Directions for this task:
Gather and copy out every line below that contains the string "功能分类科目编码".

Provided records:
# # # #

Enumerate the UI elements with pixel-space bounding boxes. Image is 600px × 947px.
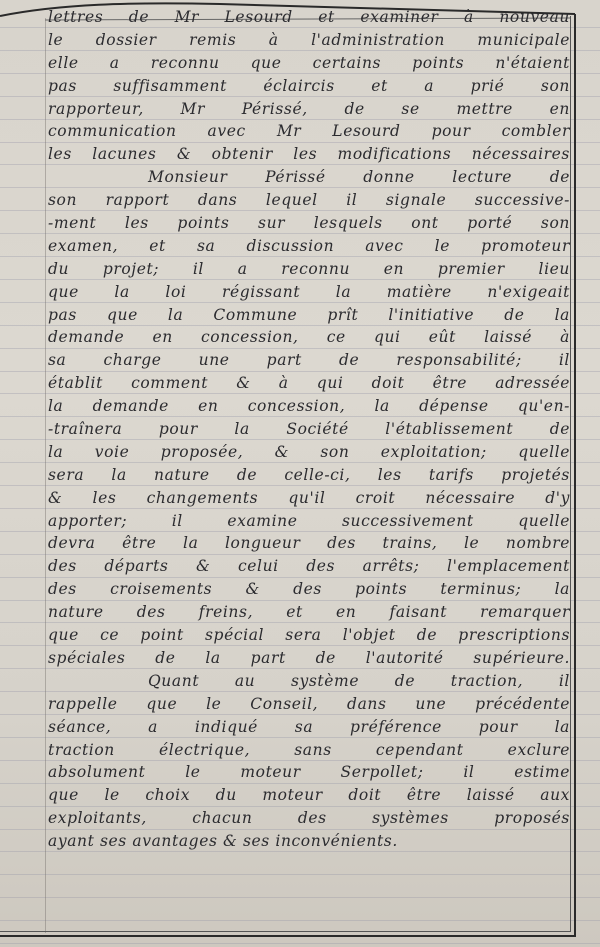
ruling-line — [0, 874, 600, 875]
text-line: que la loi régissant la matière n'exigea… — [48, 281, 570, 304]
text-line: sera la nature de celle-ci, les tarifs p… — [48, 464, 570, 487]
text-line: séance, a indiqué sa préférence pour la — [48, 716, 570, 739]
manuscript-page: lettres de Mr Lesourd et examiner à nouv… — [0, 0, 600, 947]
text-line: spéciales de la part de l'autorité supér… — [48, 647, 570, 670]
text-line: absolument le moteur Serpollet; il estim… — [48, 761, 570, 784]
text-line: examen, et sa discussion avec le promote… — [48, 235, 570, 258]
text-line: la voie proposée, & son exploitation; qu… — [48, 441, 570, 464]
text-line: ayant ses avantages & ses inconvénients. — [48, 830, 570, 853]
text-line: pas que la Commune prît l'initiative de … — [48, 304, 570, 327]
text-line: que ce point spécial sera l'objet de pre… — [48, 624, 570, 647]
bottom-frame-inner-line — [0, 931, 571, 932]
bottom-frame-outer-line — [0, 935, 576, 937]
text-line: demande en concession, ce qui eût laissé… — [48, 326, 570, 349]
right-frame-inner-line — [570, 16, 571, 932]
left-margin-line — [45, 18, 46, 933]
text-line: apporter; il examine successivement quel… — [48, 510, 570, 533]
text-line: Quant au système de traction, il — [48, 670, 570, 693]
text-line: Monsieur Périssé donne lecture de — [48, 166, 570, 189]
text-line: rapporteur, Mr Périssé, de se mettre en — [48, 98, 570, 121]
text-line: la demande en concession, la dépense qu'… — [48, 395, 570, 418]
text-line: sa charge une part de responsabilité; il — [48, 349, 570, 372]
text-line: traction électrique, sans cependant excl… — [48, 739, 570, 762]
text-line: & les changements qu'il croit nécessaire… — [48, 487, 570, 510]
text-line: elle a reconnu que certains points n'éta… — [48, 52, 570, 75]
text-line: les lacunes & obtenir les modifications … — [48, 143, 570, 166]
ruling-line — [0, 943, 600, 944]
text-line: du projet; il a reconnu en premier lieu — [48, 258, 570, 281]
text-line: que le choix du moteur doit être laissé … — [48, 784, 570, 807]
text-line: -ment les points sur lesquels ont porté … — [48, 212, 570, 235]
text-line: exploitants, chacun des systèmes proposé… — [48, 807, 570, 830]
text-line: établit comment & à qui doit être adress… — [48, 372, 570, 395]
text-line: nature des freins, et en faisant remarqu… — [48, 601, 570, 624]
text-line: communication avec Mr Lesourd pour combl… — [48, 120, 570, 143]
text-line: -traînera pour la Société l'établissemen… — [48, 418, 570, 441]
right-frame-outer-line — [574, 14, 576, 936]
ruling-line — [0, 897, 600, 898]
text-line: des croisements & des points terminus; l… — [48, 578, 570, 601]
text-line: pas suffisamment éclaircis et a prié son — [48, 75, 570, 98]
ruling-line — [0, 920, 600, 921]
text-line: des départs & celui des arrêts; l'emplac… — [48, 555, 570, 578]
text-line: devra être la longueur des trains, le no… — [48, 532, 570, 555]
text-line: le dossier remis à l'administration muni… — [48, 29, 570, 52]
text-line: rappelle que le Conseil, dans une précéd… — [48, 693, 570, 716]
text-line: son rapport dans lequel il signale succe… — [48, 189, 570, 212]
text-line: lettres de Mr Lesourd et examiner à nouv… — [48, 6, 570, 29]
handwritten-text-block: lettres de Mr Lesourd et examiner à nouv… — [48, 6, 570, 853]
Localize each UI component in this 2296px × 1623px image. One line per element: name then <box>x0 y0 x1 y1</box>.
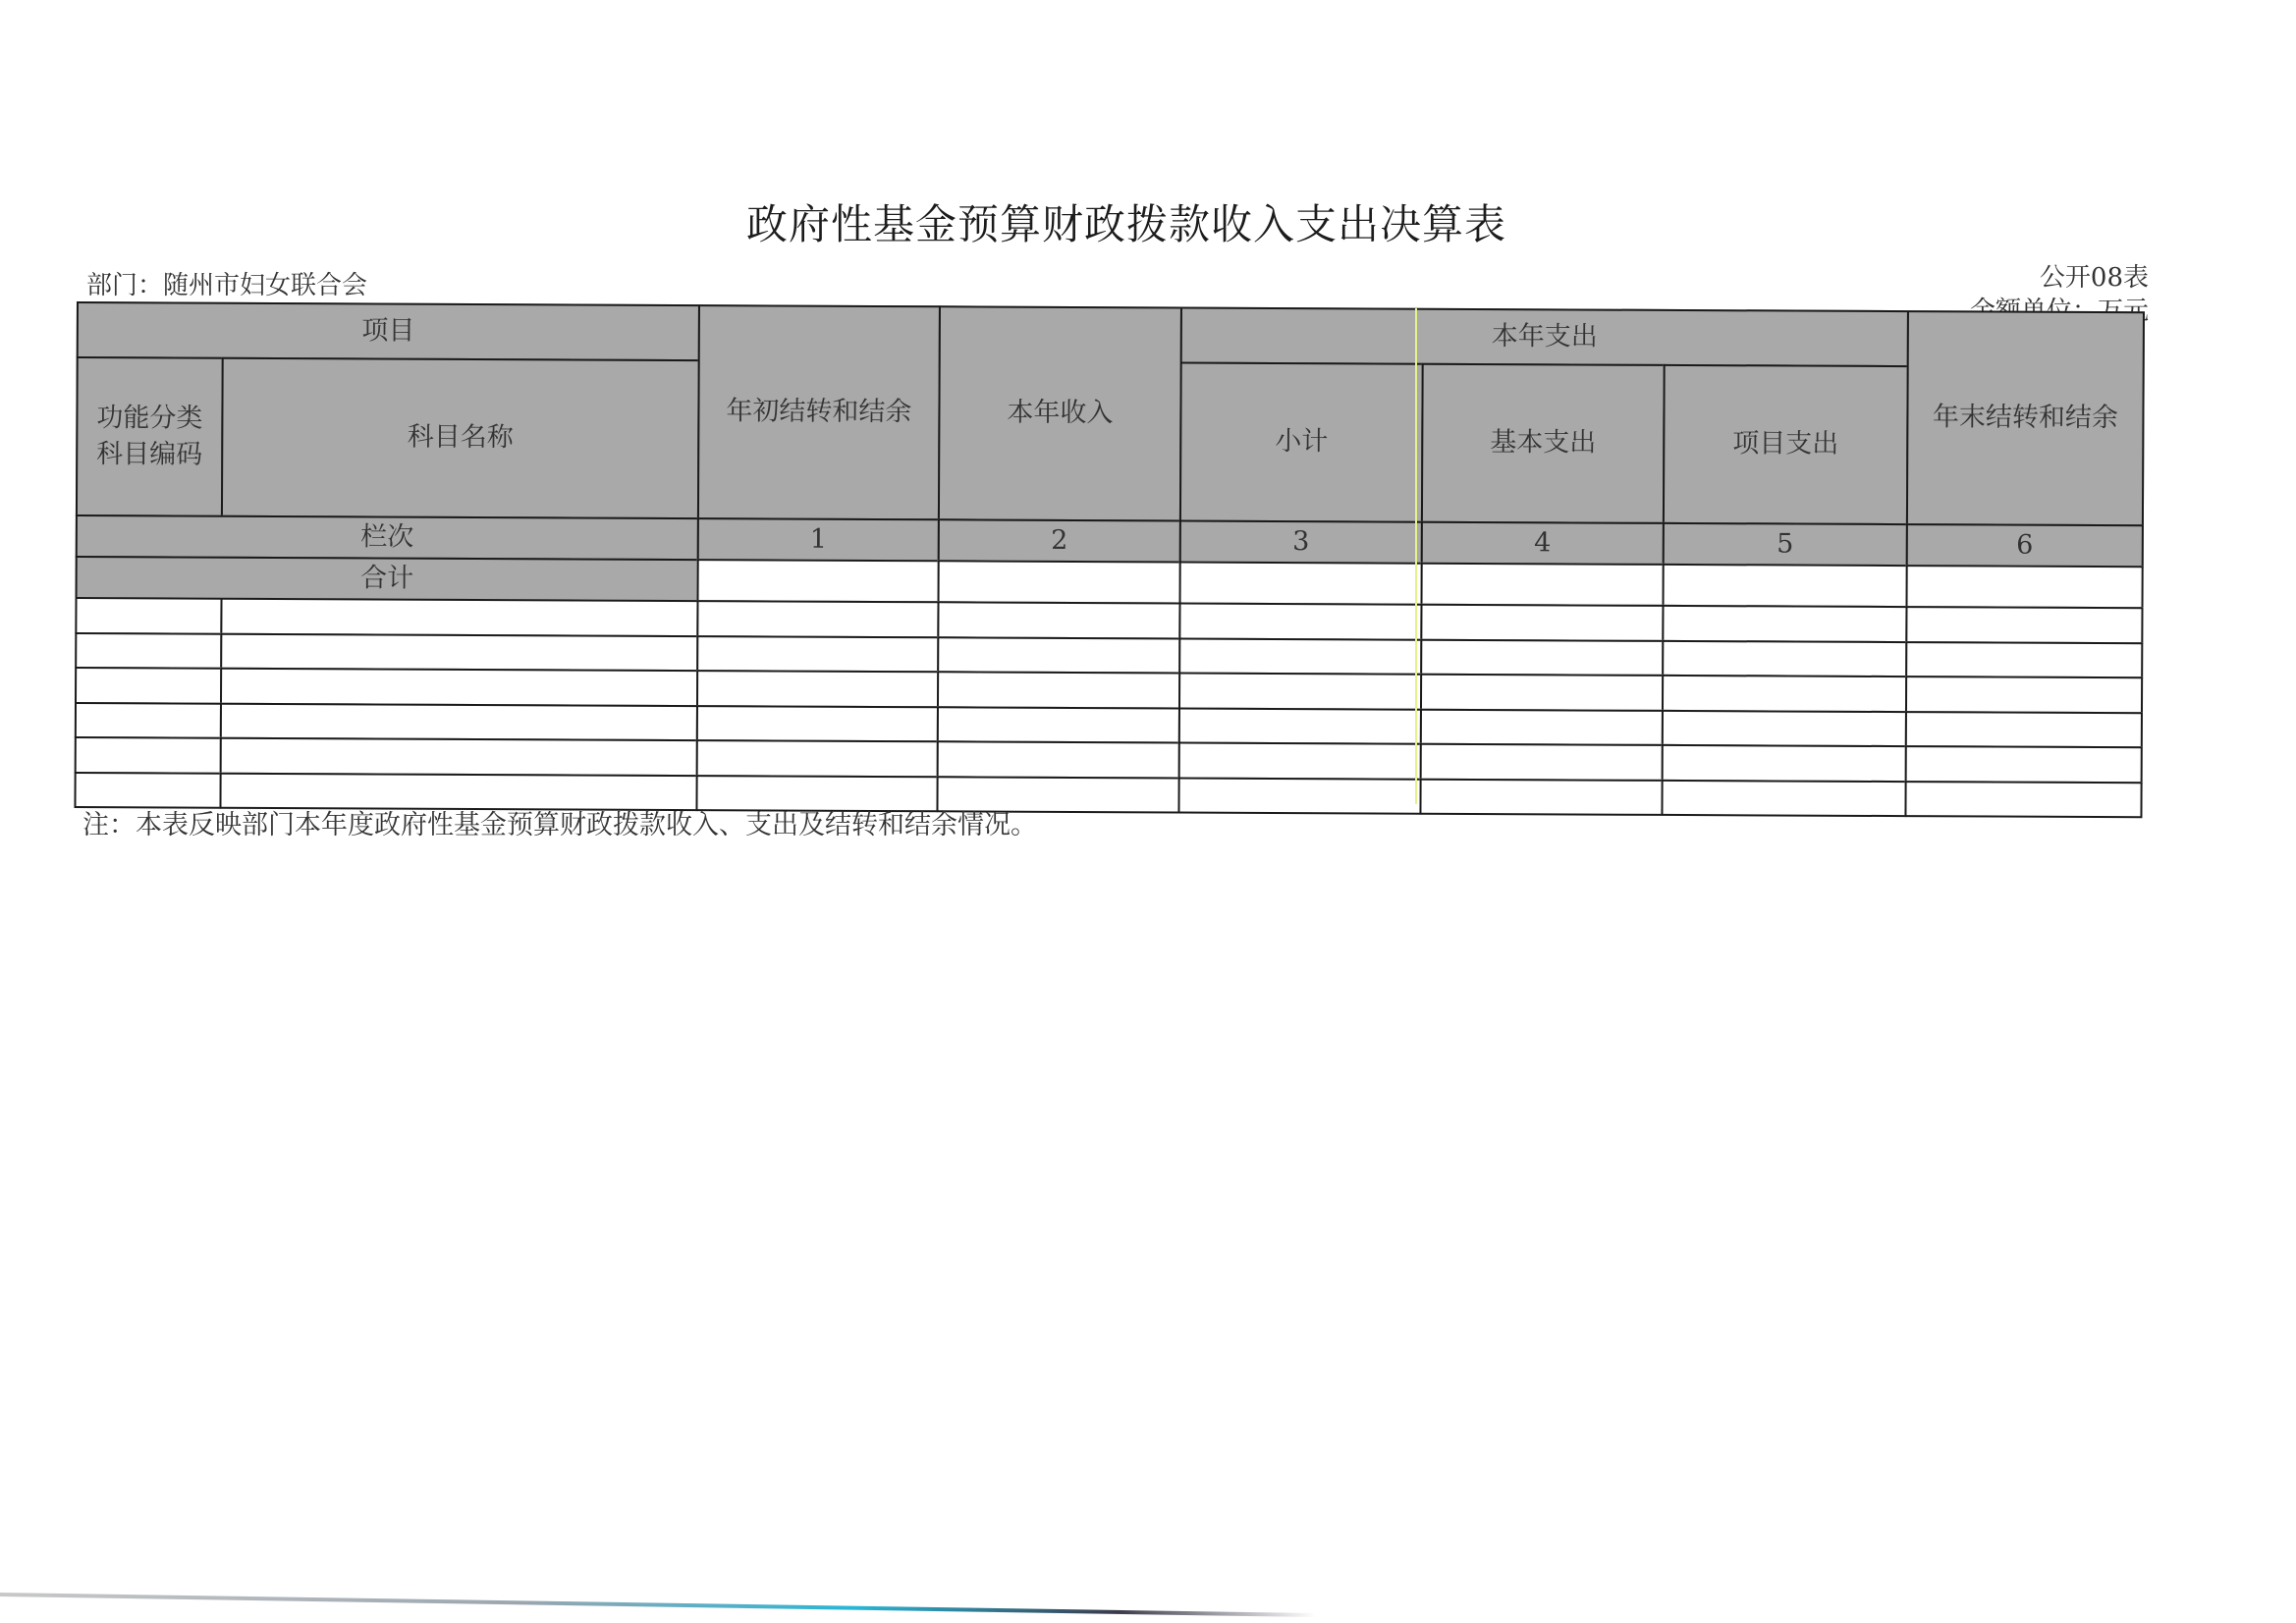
header-expense-group: 本年支出 <box>1180 306 1909 367</box>
table-row-value-cell <box>1905 641 2143 679</box>
table-row-value-cell <box>937 671 1180 709</box>
column-index-label: 栏次 <box>76 514 699 561</box>
table-row-value-cell <box>696 670 939 708</box>
total-value-cell <box>938 560 1181 604</box>
header-item-group: 项目 <box>77 301 700 361</box>
table-row-value-cell <box>1178 637 1422 676</box>
table-row-code-cell <box>75 667 222 704</box>
table-row-code-cell <box>75 597 222 634</box>
header-project-expense: 项目支出 <box>1663 364 1909 525</box>
header-opening-balance: 年初结转和结余 <box>697 304 941 520</box>
total-row-label: 合计 <box>76 556 699 602</box>
table-row-value-cell <box>937 636 1180 675</box>
table-row-name-cell <box>220 737 698 777</box>
table-row-value-cell <box>1420 743 1664 782</box>
table-row-value-cell <box>1905 676 2143 714</box>
scan-artifact-line <box>1415 308 1417 804</box>
table-row-value-cell <box>1178 707 1422 745</box>
table-row-value-cell <box>696 635 939 674</box>
budget-table: 项目 功能分类科目编码 科目名称 年初结转和结余 本年收入 本年支出 小计 基本… <box>75 301 2145 812</box>
table-row-value-cell <box>1419 778 1663 816</box>
column-number-6: 6 <box>1906 523 2144 568</box>
total-value-cell <box>1905 565 2143 609</box>
table-row-name-cell <box>220 632 698 672</box>
table-row-value-cell <box>1420 638 1664 676</box>
column-number-1: 1 <box>697 517 940 562</box>
table-row-value-cell <box>937 601 1180 639</box>
table-row-value-cell <box>1420 708 1664 746</box>
table-row-value-cell <box>696 705 939 743</box>
total-value-cell <box>1421 563 1665 607</box>
column-number-2: 2 <box>938 518 1181 563</box>
column-number-5: 5 <box>1663 522 1908 567</box>
table-row-value-cell <box>1420 604 1664 642</box>
table-row-value-cell <box>1662 639 1907 677</box>
header-basic-expense: 基本支出 <box>1421 363 1666 524</box>
table-row-value-cell <box>1662 605 1907 643</box>
column-number-4: 4 <box>1421 521 1665 566</box>
table-row-code-cell <box>75 701 222 738</box>
table-note: 注：本表反映部门本年度政府性基金预算财政拨款收入、支出及结转和结余情况。 <box>82 803 1037 841</box>
column-number-3: 3 <box>1179 519 1423 564</box>
table-row-value-cell <box>937 706 1180 744</box>
table-row-value-cell <box>1177 777 1421 815</box>
table-row-value-cell <box>937 740 1180 779</box>
table-row-value-cell <box>1662 675 1907 713</box>
table-row-value-cell <box>1904 781 2142 819</box>
table-row-code-cell <box>75 631 222 669</box>
table-row-value-cell <box>1905 606 2143 644</box>
total-value-cell <box>697 559 940 603</box>
table-row-value-cell <box>1905 711 2143 749</box>
header-current-income: 本年收入 <box>938 305 1182 521</box>
total-value-cell <box>1663 564 1908 608</box>
header-subtotal: 小计 <box>1179 361 1424 522</box>
table-row-value-cell <box>1905 745 2143 784</box>
table-row-value-cell <box>696 600 939 638</box>
table-row-value-cell <box>1178 602 1422 640</box>
table-row-code-cell <box>75 736 222 774</box>
table-row-value-cell <box>1662 744 1907 783</box>
table-row-value-cell <box>696 739 939 778</box>
table-row-name-cell <box>220 702 698 741</box>
header-name-column: 科目名称 <box>221 357 700 519</box>
header-code-column: 功能分类科目编码 <box>76 356 224 517</box>
department-label: 部门：随州市妇女联合会 <box>86 265 367 301</box>
table-row-value-cell <box>1420 674 1664 712</box>
header-code-text: 功能分类科目编码 <box>93 401 205 472</box>
table-row-name-cell <box>220 668 698 707</box>
table-row-name-cell <box>220 598 698 637</box>
table-row-value-cell <box>1661 779 1906 817</box>
header-closing-balance: 年末结转和结余 <box>1906 310 2145 526</box>
page-title: 政府性基金预算财政拨款收入支出决算表 <box>746 192 1493 251</box>
table-row-value-cell <box>1662 709 1907 747</box>
total-value-cell <box>1179 561 1423 605</box>
form-number: 公开08表 <box>2040 257 2149 294</box>
scan-artifact-streak <box>0 1593 1316 1617</box>
table-row-value-cell <box>1178 741 1422 780</box>
table-row-value-cell <box>1178 672 1422 710</box>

# # # #

Task output:
budget-table: 项目 功能分类科目编码 科目名称 年初结转和结余 本年收入 本年支出 小计 基本… <box>75 301 2145 812</box>
header-code-column: 功能分类科目编码 <box>76 356 224 517</box>
header-code-text: 功能分类科目编码 <box>93 401 205 472</box>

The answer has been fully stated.